#### SET PROBLEM:
Return all of the data exactly as written, without the pictures.
----
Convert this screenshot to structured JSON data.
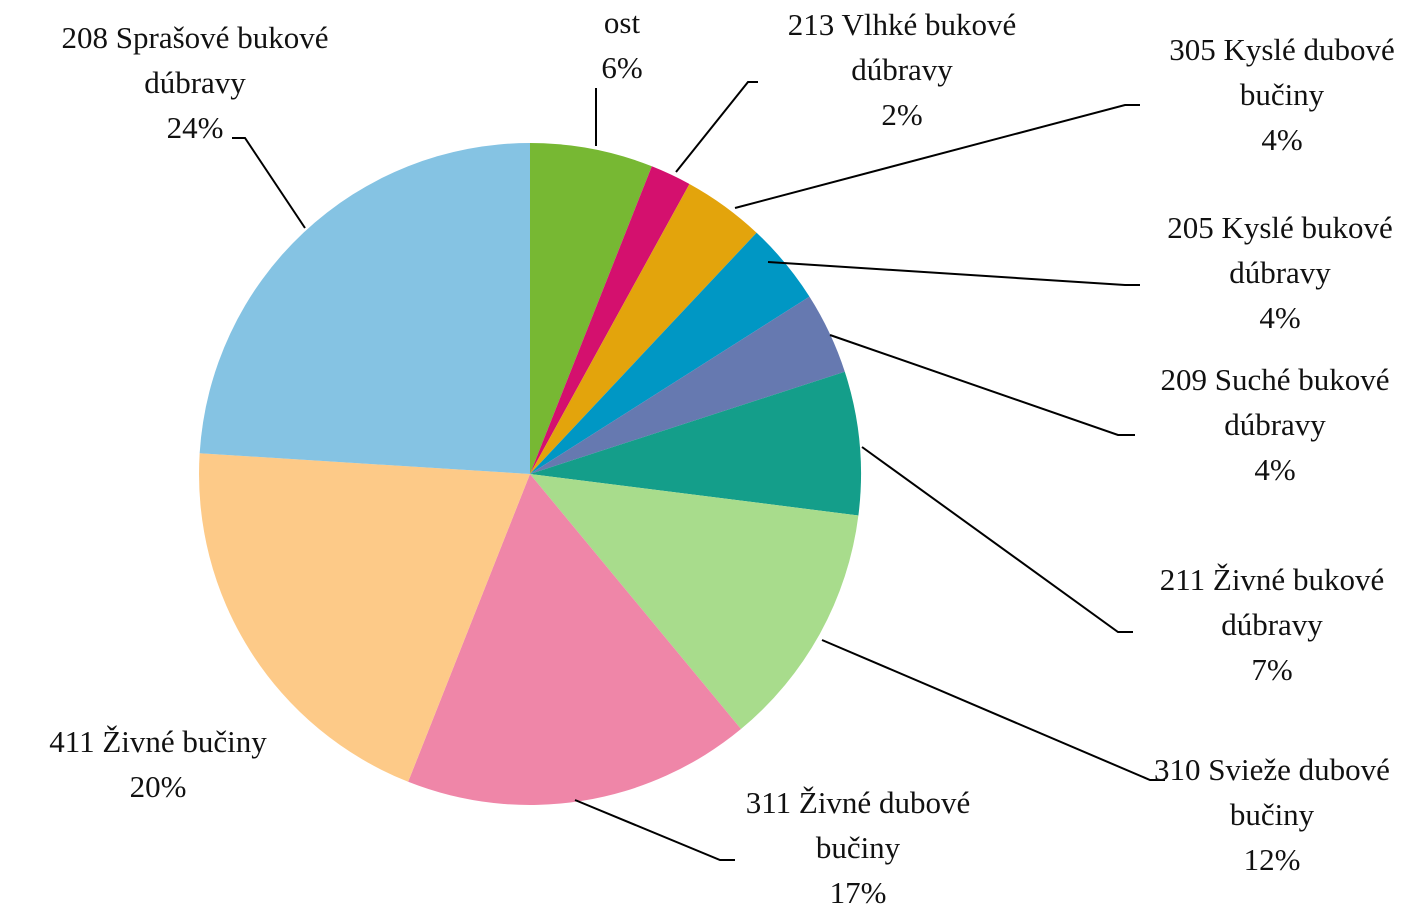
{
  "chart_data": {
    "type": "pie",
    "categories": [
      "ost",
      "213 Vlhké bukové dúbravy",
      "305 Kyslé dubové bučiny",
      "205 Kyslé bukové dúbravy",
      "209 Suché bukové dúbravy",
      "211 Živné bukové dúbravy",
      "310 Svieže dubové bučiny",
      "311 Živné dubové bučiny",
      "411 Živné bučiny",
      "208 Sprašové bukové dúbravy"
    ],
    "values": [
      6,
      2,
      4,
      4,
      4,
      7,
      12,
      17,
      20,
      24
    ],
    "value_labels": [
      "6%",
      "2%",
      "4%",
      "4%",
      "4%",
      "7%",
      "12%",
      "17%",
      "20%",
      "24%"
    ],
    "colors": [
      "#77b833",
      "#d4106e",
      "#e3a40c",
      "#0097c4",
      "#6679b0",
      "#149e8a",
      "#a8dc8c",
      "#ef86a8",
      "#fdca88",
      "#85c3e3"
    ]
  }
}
----
#### RESULT:
Convert this screenshot to structured JSON data.
{
  "chart_data": {
    "type": "pie",
    "categories": [
      "ost",
      "213 Vlhké bukové dúbravy",
      "305 Kyslé dubové bučiny",
      "205 Kyslé bukové dúbravy",
      "209 Suché bukové dúbravy",
      "211 Živné bukové dúbravy",
      "310 Svieže dubové bučiny",
      "311 Živné dubové bučiny",
      "411 Živné bučiny",
      "208 Sprašové bukové dúbravy"
    ],
    "values": [
      6,
      2,
      4,
      4,
      4,
      7,
      12,
      17,
      20,
      24
    ],
    "value_labels": [
      "6%",
      "2%",
      "4%",
      "4%",
      "4%",
      "7%",
      "12%",
      "17%",
      "20%",
      "24%"
    ],
    "colors": [
      "#77b833",
      "#d4106e",
      "#e3a40c",
      "#0097c4",
      "#6679b0",
      "#149e8a",
      "#a8dc8c",
      "#ef86a8",
      "#fdca88",
      "#85c3e3"
    ]
  }
}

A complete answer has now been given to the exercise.